=== Part of a data file ===
+ + + +

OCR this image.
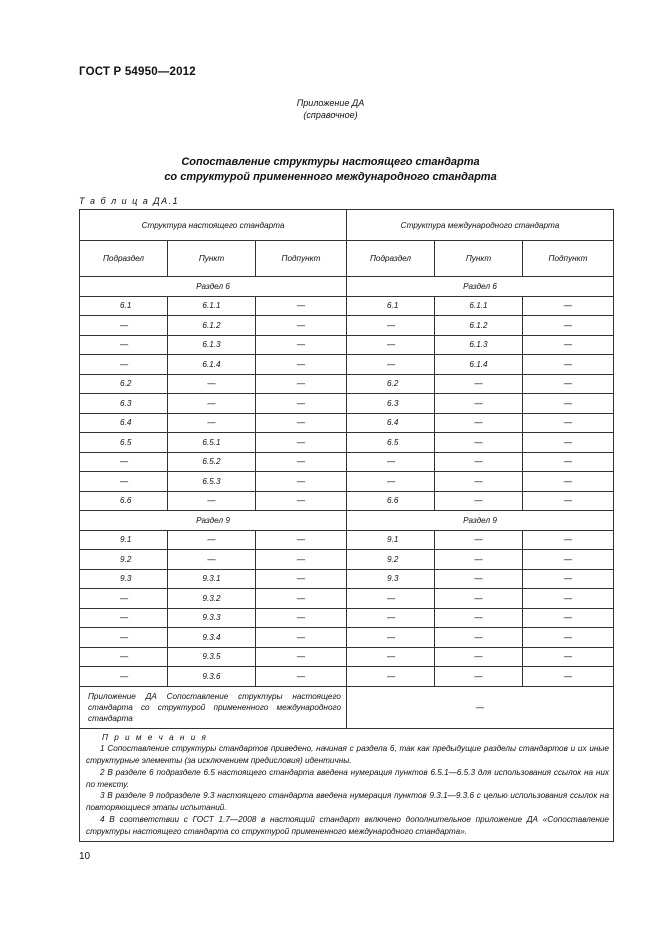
ГОСТ Р 54950—2012
Приложение ДА
(справочное)
Сопоставление структуры настоящего стандарта
со структурой примененного международного стандарта
Т а б л и ц а ДА.1
Структура настоящего стандарта			Структура международного стандарта		
Подраздел	Пункт	Подпункт	Подраздел	Пункт	Подпункт
Раздел 6			Раздел 6		
6.1	6.1.1	—	6.1	6.1.1	—
—	6.1.2	—	—	6.1.2	—
—	6.1.3	—	—	6.1.3	—
—	6.1.4	—	—	6.1.4	—
6.2	—	—	6.2	—	—
6.3	—	—	6.3	—	—
6.4	—	—	6.4	—	—
6.5	6.5.1	—	6.5	—	—
—	6.5.2	—	—	—	—
—	6.5.3	—	—	—	—
6.6	—	—	6.6	—	—
Раздел 9			Раздел 9		
9.1	—	—	9.1	—	—
9.2	—	—	9.2	—	—
9.3	9.3.1	—	9.3	—	—
—	9.3.2	—	—	—	—
—	9.3.3	—	—	—	—
—	9.3.4	—	—	—	—
—	9.3.5	—	—	—	—
—	9.3.6	—	—	—	—
Приложение ДА Сопоставление структуры настоящего стандарта со структурой примененного международного стандарта			—		

П р и м е ч а н и я
1 Сопоставление структуры стандартов приведено, начиная с раздела 6, так как предыдущие разделы стандартов и их иные структурные элементы (за исключением предисловия) идентичны.
2 В разделе 6 подразделе 6.5 настоящего стандарта введена нумерация пунктов 6.5.1—6.5.3 для использования ссылок на них по тексту.
3 В разделе 9 подразделе 9.3 настоящего стандарта введена нумерация пунктов 9.3.1—9.3.6 с целью использования ссылок на повторяющиеся этапы испытаний.
4 В соответствии с ГОСТ 1.7—2008 в настоящий стандарт включено дополнительное приложение ДА «Сопоставление структуры настоящего стандарта со структурой примененного международного стандарта».					
10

+ + + +

=== SET PROBLEM ===
Of the lines in the entries above, how many include "ссылок"? Only the number should be given.

=== OUTPUT FOR THIS EXERCISE ===
2